--- Supplied records ---

• • •

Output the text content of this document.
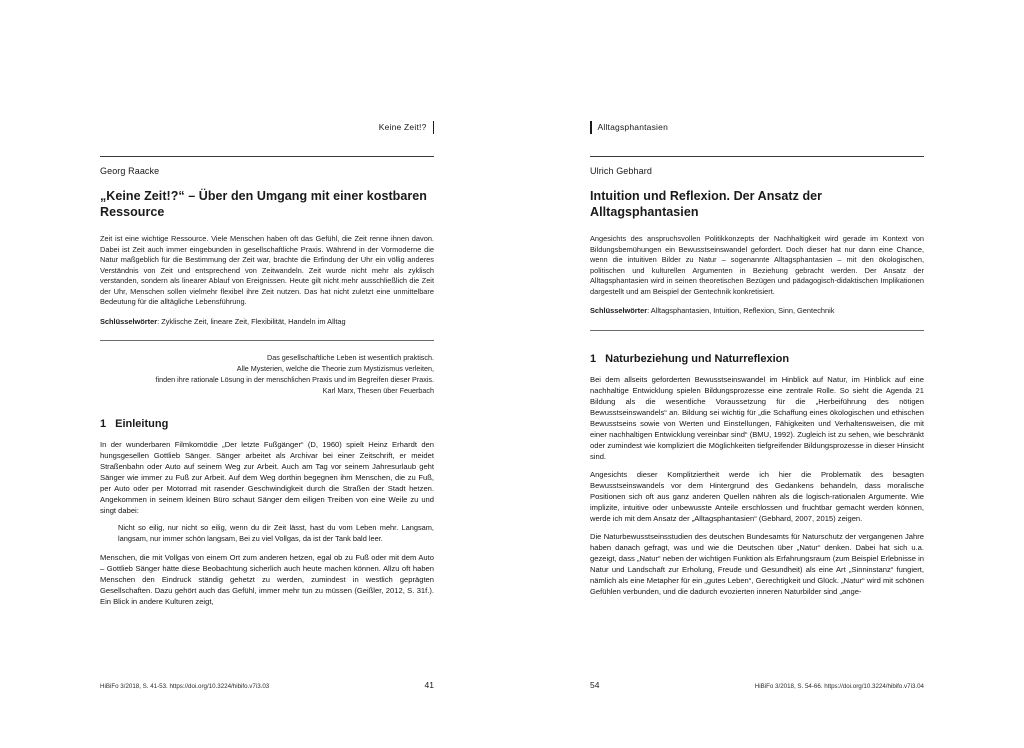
Keine Zeit!?
Georg Raacke
„Keine Zeit!?“ – Über den Umgang mit einer kostbaren Ressource
Zeit ist eine wichtige Ressource. Viele Menschen haben oft das Gefühl, die Zeit renne ihnen davon. Dabei ist Zeit auch immer eingebunden in gesellschaftliche Praxis. Während in der Vormoderne die Natur maßgeblich für die Bestimmung der Zeit war, brachte die Erfindung der Uhr ein völlig anderes Verständnis von Zeit und entsprechend von Zeitwandeln. Zeit wurde nicht mehr als zyklisch verstanden, sondern als linearer Ablauf von Ereignissen. Heute gilt nicht mehr ausschließlich die Zeit der Uhr, Menschen sollen vielmehr flexibel ihre Zeit nutzen. Das hat nicht zuletzt eine unmittelbare Bedeutung für die alltägliche Lebensführung.
Schlüsselwörter: Zyklische Zeit, lineare Zeit, Flexibilität, Handeln im Alltag
Das gesellschaftliche Leben ist wesentlich praktisch.
Alle Mysterien, welche die Theorie zum Mystizismus verleiten,
finden ihre rationale Lösung in der menschlichen Praxis und im Begreifen dieser Praxis.
Karl Marx, Thesen über Feuerbach
1 Einleitung

In der wunderbaren Filmkomödie „Der letzte Fußgänger“ (D, 1960) spielt Heinz Erhardt den hungsgesellen Gottlieb Sänger. Sänger arbeitet als Archivar bei einer Zeitschrift, er meidet Straßenbahn oder Auto auf seinem Weg zur Arbeit. Auch am Tag vor seinem Jahresurlaub geht Sänger wie immer zu Fuß zur Arbeit. Auf dem Weg dorthin begegnen ihm Menschen, die zu Fuß, per Auto oder per Motorrad mit rasender Geschwindigkeit durch die Straßen der Stadt hetzen. Angekommen in seinem kleinen Büro schaut Sänger dem eiligen Treiben von eine Weile zu und singt dabei:

Nicht so eilig, nur nicht so eilig, wenn du dir Zeit lässt, hast du vom Leben mehr. Langsam, langsam, nur immer schön langsam, Bei zu viel Vollgas, da ist der Tank bald leer.

Menschen, die mit Vollgas von einem Ort zum anderen hetzen, egal ob zu Fuß oder mit dem Auto – Gottlieb Sänger hätte diese Beobachtung sicherlich auch heute machen können. Allzu oft haben Menschen den Eindruck ständig gehetzt zu werden, zumindest in westlich geprägten Gesellschaften. Dazu gehört auch das Gefühl, immer mehr tun zu müssen (Geißler, 2012, S. 31f.). Ein Blick in andere Kulturen zeigt,

HiBiFo 3/2018, S. 41-53. https://doi.org/10.3224/hibifo.v7i3.03	41
Alltagsphantasien
Ulrich Gebhard
Intuition und Reflexion. Der Ansatz der Alltagsphantasien
Angesichts des anspruchsvollen Politikkonzepts der Nachhaltigkeit wird gerade im Kontext von Bildungsbemühungen ein Bewusstseinswandel gefordert. Doch dieser hat nur dann eine Chance, wenn die intuitiven Bilder zu Natur – sogenannte Alltagsphantasien – mit den ökologischen, politischen und kulturellen Argumenten in Beziehung gebracht werden. Der Ansatz der Alltagsphantasien wird in seinen theoretischen Bezügen und pädagogisch-didaktischen Implikationen dargestellt und am Beispiel der Gentechnik konkretisiert.
Schlüsselwörter: Alltagsphantasien, Intuition, Reflexion, Sinn, Gentechnik
1 Naturbeziehung und Naturreflexion

Bei dem allseits geforderten Bewusstseinswandel im Hinblick auf Natur, im Hinblick auf eine nachhaltige Entwicklung spielen Bildungsprozesse eine zentrale Rolle. So sieht die Agenda 21 Bildung als die wesentliche Voraussetzung für die „Herbeiführung des nötigen Bewusstseinswandels“ an. Bildung sei wichtig für „die Schaffung eines ökologischen und ethischen Bewusstseins sowie von Werten und Einstellungen, Fähigkeiten und Verhaltensweisen, die mit einer nachhaltigen Entwicklung vereinbar sind“ (BMU, 1992). Zugleich ist zu sehen, wie beschränkt oder zumindest wie kompliziert die Möglichkeiten tiefgreifender Bildungsprozesse in dieser Hinsicht sind.

Angesichts dieser Komplitziertheit werde ich hier die Problematik des besagten Bewusstseinswandels vor dem Hintergrund des Gedankens behandeln, dass moralische Positionen sich oft aus ganz anderen Quellen nähren als die logisch-rationalen Argumente. Wie implizite, intuitive oder unbewusste Anteile erschlossen und fruchtbar gemacht werden können, werde ich mit dem Ansatz der „Alltagsphantasien“ (Gebhard, 2007, 2015) zeigen.

Die Naturbewusstseinsstudien des deutschen Bundesamts für Naturschutz der vergangenen Jahre haben danach gefragt, was und wie die Deutschen über „Natur“ denken. Dabei hat sich u.a. gezeigt, dass „Natur“ neben der wichtigen Funktion als Erfahrungsraum (zum Beispiel Erlebnisse in Natur und Landschaft zur Erholung, Freude und Gesundheit) als eine Art „Sinninstanz“ fungiert, nämlich als eine Metapher für ein „gutes Leben“, Gerechtigkeit und Glück. „Natur“ wird mit schönen Gefühlen verbunden, und die dadurch evozierten inneren Naturbilder sind „ange-

54	HiBiFo 3/2018, S. 54-66. https://doi.org/10.3224/hibifo.v7i3.04
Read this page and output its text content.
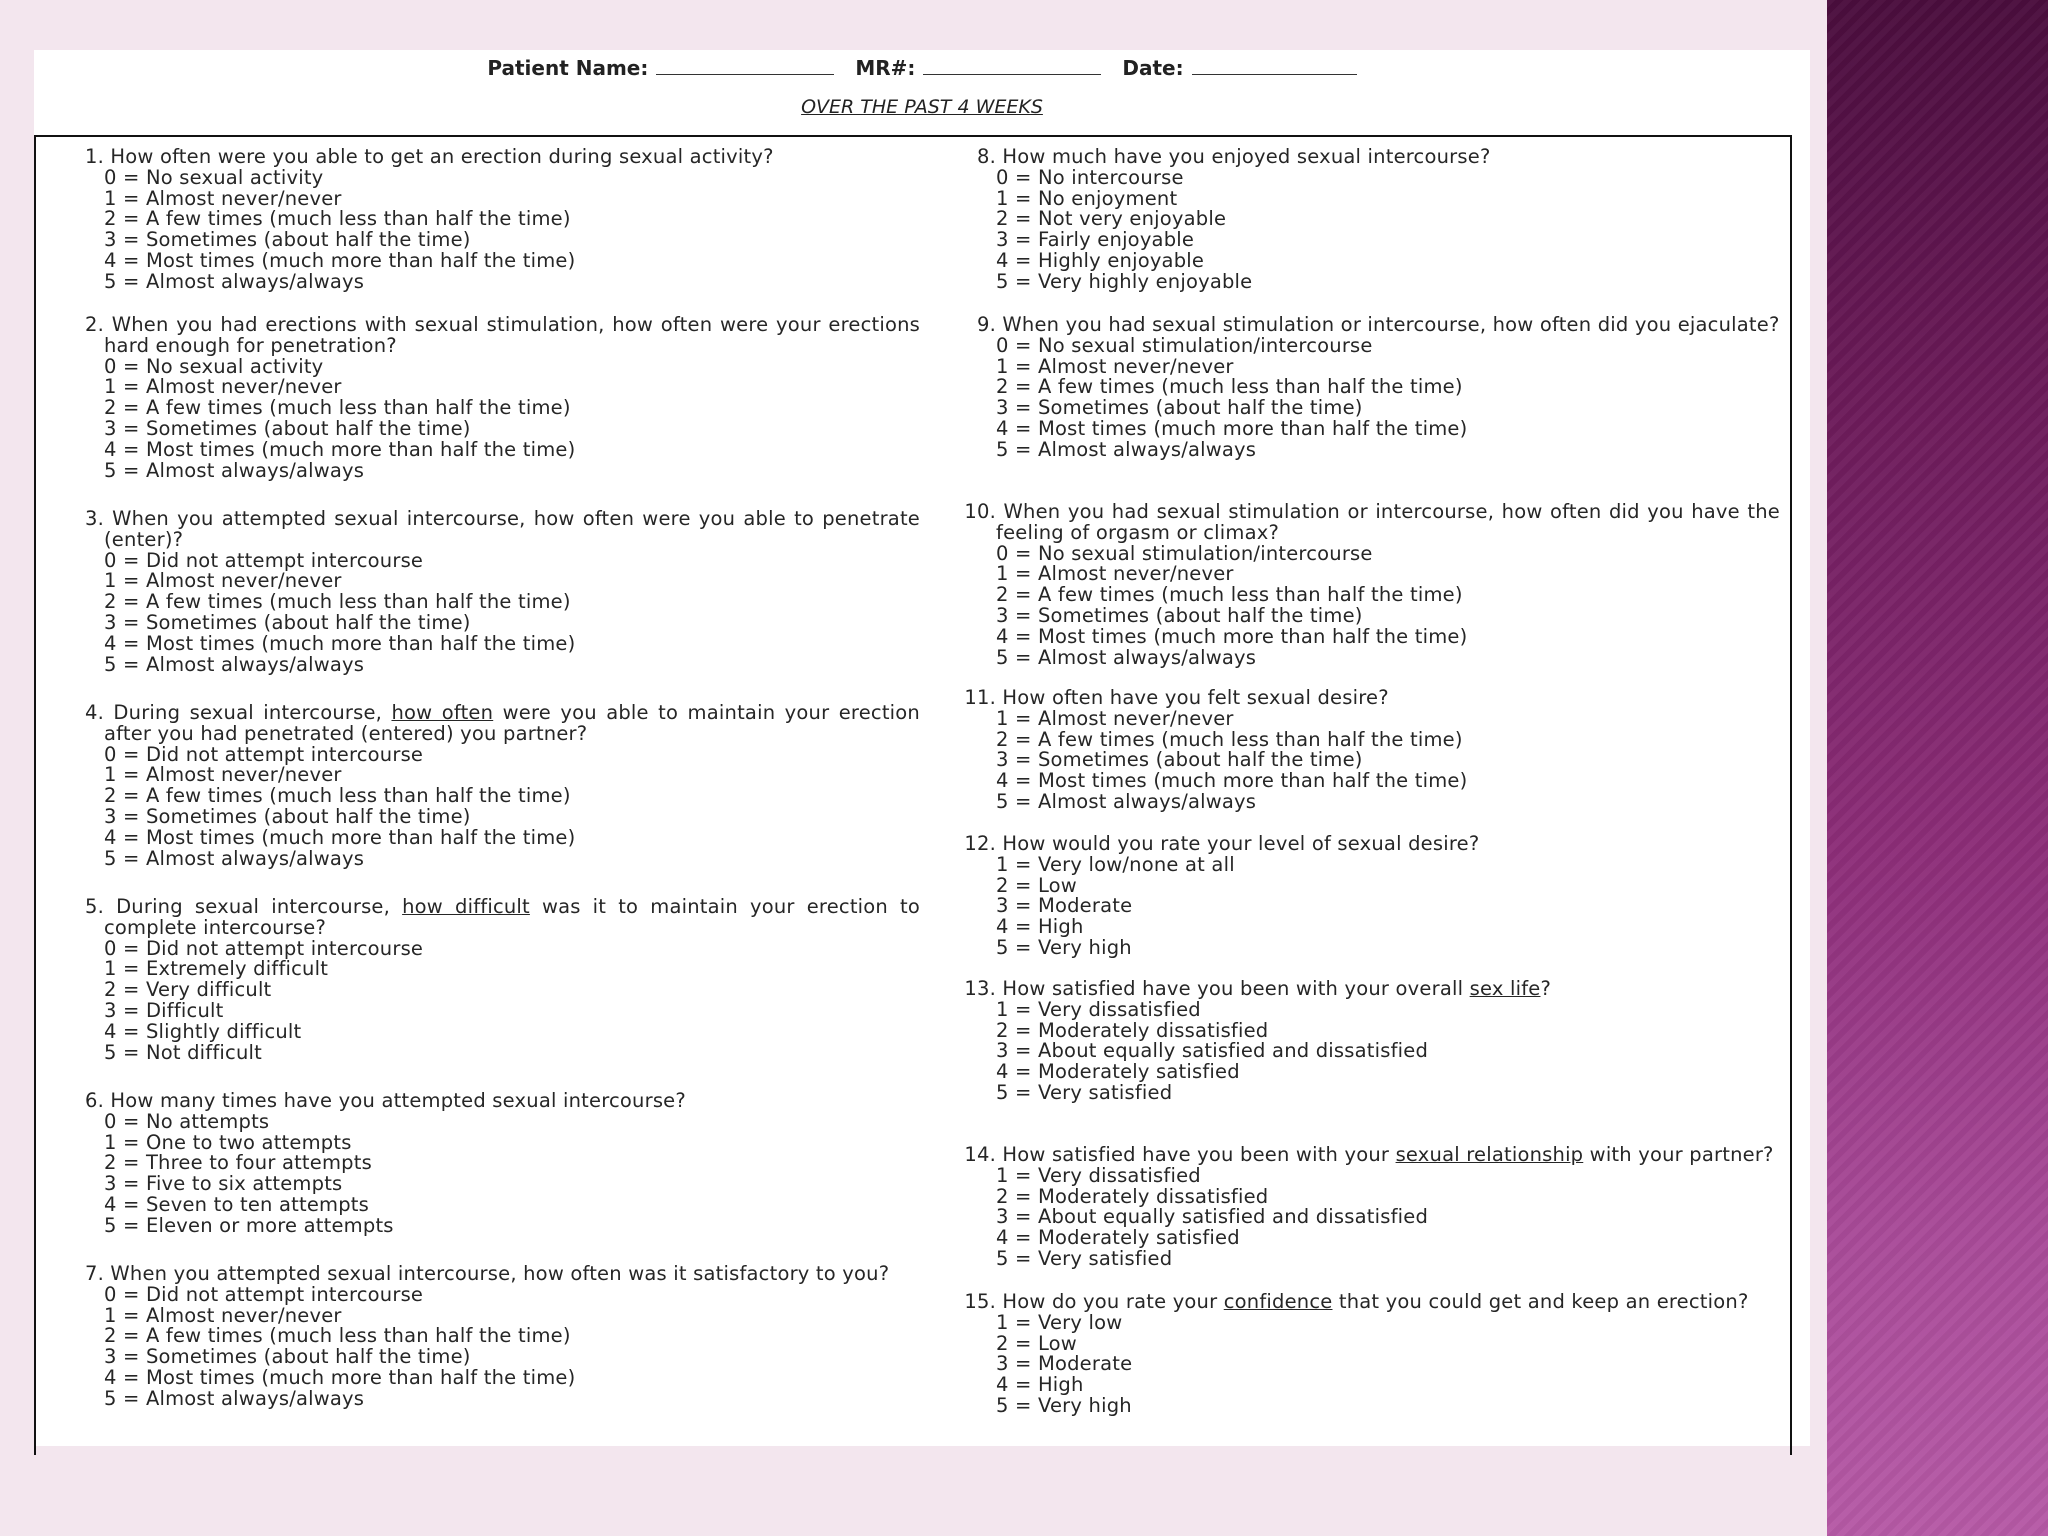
Patient Name:	MR#:	Date:
OVER THE PAST 4 WEEKS
1. How often were you able to get an erection during sexual activity?
0 = No sexual activity
1 = Almost never/never
2 = A few times (much less than half the time)
3 = Sometimes (about half the time)
4 = Most times (much more than half the time)
5 = Almost always/always
2. When you had erections with sexual stimulation, how often were your erections hard enough for penetration?
0 = No sexual activity
1 = Almost never/never
2 = A few times (much less than half the time)
3 = Sometimes (about half the time)
4 = Most times (much more than half the time)
5 = Almost always/always
3. When you attempted sexual intercourse, how often were you able to penetrate (enter)?
0 = Did not attempt intercourse
1 = Almost never/never
2 = A few times (much less than half the time)
3 = Sometimes (about half the time)
4 = Most times (much more than half the time)
5 = Almost always/always
4. During sexual intercourse, how often were you able to maintain your erection after you had penetrated (entered) you partner?
0 = Did not attempt intercourse
1 = Almost never/never
2 = A few times (much less than half the time)
3 = Sometimes (about half the time)
4 = Most times (much more than half the time)
5 = Almost always/always
5. During sexual intercourse, how difficult was it to maintain your erection to complete intercourse?
0 = Did not attempt intercourse
1 = Extremely difficult
2 = Very difficult
3 = Difficult
4 = Slightly difficult
5 = Not difficult
6. How many times have you attempted sexual intercourse?
0 = No attempts
1 = One to two attempts
2 = Three to four attempts
3 = Five to six attempts
4 = Seven to ten attempts
5 = Eleven or more attempts
7. When you attempted sexual intercourse, how often was it satisfactory to you?
0 = Did not attempt intercourse
1 = Almost never/never
2 = A few times (much less than half the time)
3 = Sometimes (about half the time)
4 = Most times (much more than half the time)
5 = Almost always/always
8. How much have you enjoyed sexual intercourse?
0 = No intercourse
1 = No enjoyment
2 = Not very enjoyable
3 = Fairly enjoyable
4 = Highly enjoyable
5 = Very highly enjoyable
9. When you had sexual stimulation or intercourse, how often did you ejaculate?
0 = No sexual stimulation/intercourse
1 = Almost never/never
2 = A few times (much less than half the time)
3 = Sometimes (about half the time)
4 = Most times (much more than half the time)
5 = Almost always/always
10. When you had sexual stimulation or intercourse, how often did you have the feeling of orgasm or climax?
0 = No sexual stimulation/intercourse
1 = Almost never/never
2 = A few times (much less than half the time)
3 = Sometimes (about half the time)
4 = Most times (much more than half the time)
5 = Almost always/always
11. How often have you felt sexual desire?
1 = Almost never/never
2 = A few times (much less than half the time)
3 = Sometimes (about half the time)
4 = Most times (much more than half the time)
5 = Almost always/always
12. How would you rate your level of sexual desire?
1 = Very low/none at all
2 = Low
3 = Moderate
4 = High
5 = Very high
13. How satisfied have you been with your overall sex life?
1 = Very dissatisfied
2 = Moderately dissatisfied
3 = About equally satisfied and dissatisfied
4 = Moderately satisfied
5 = Very satisfied
14. How satisfied have you been with your sexual relationship with your partner?
1 = Very dissatisfied
2 = Moderately dissatisfied
3 = About equally satisfied and dissatisfied
4 = Moderately satisfied
5 = Very satisfied
15. How do you rate your confidence that you could get and keep an erection?
1 = Very low
2 = Low
3 = Moderate
4 = High
5 = Very high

• • •

--- Exercise ---
Select the lines in this material that hold the word "your", leaving none out.

--- Answer to the problem ---
2. When you had erections with sexual stimulation, how often were your erections hard enough for penetration?
4. During sexual intercourse, how often were you able to maintain your erection after you had penetrated (entered) you partner?
5. During sexual intercourse, how difficult was it to maintain your erection to complete intercourse?
12. How would you rate your level of sexual desire?
13. How satisfied have you been with your overall sex life?
14. How satisfied have you been with your sexual relationship with your partner?
15. How do you rate your confidence that you could get and keep an erection?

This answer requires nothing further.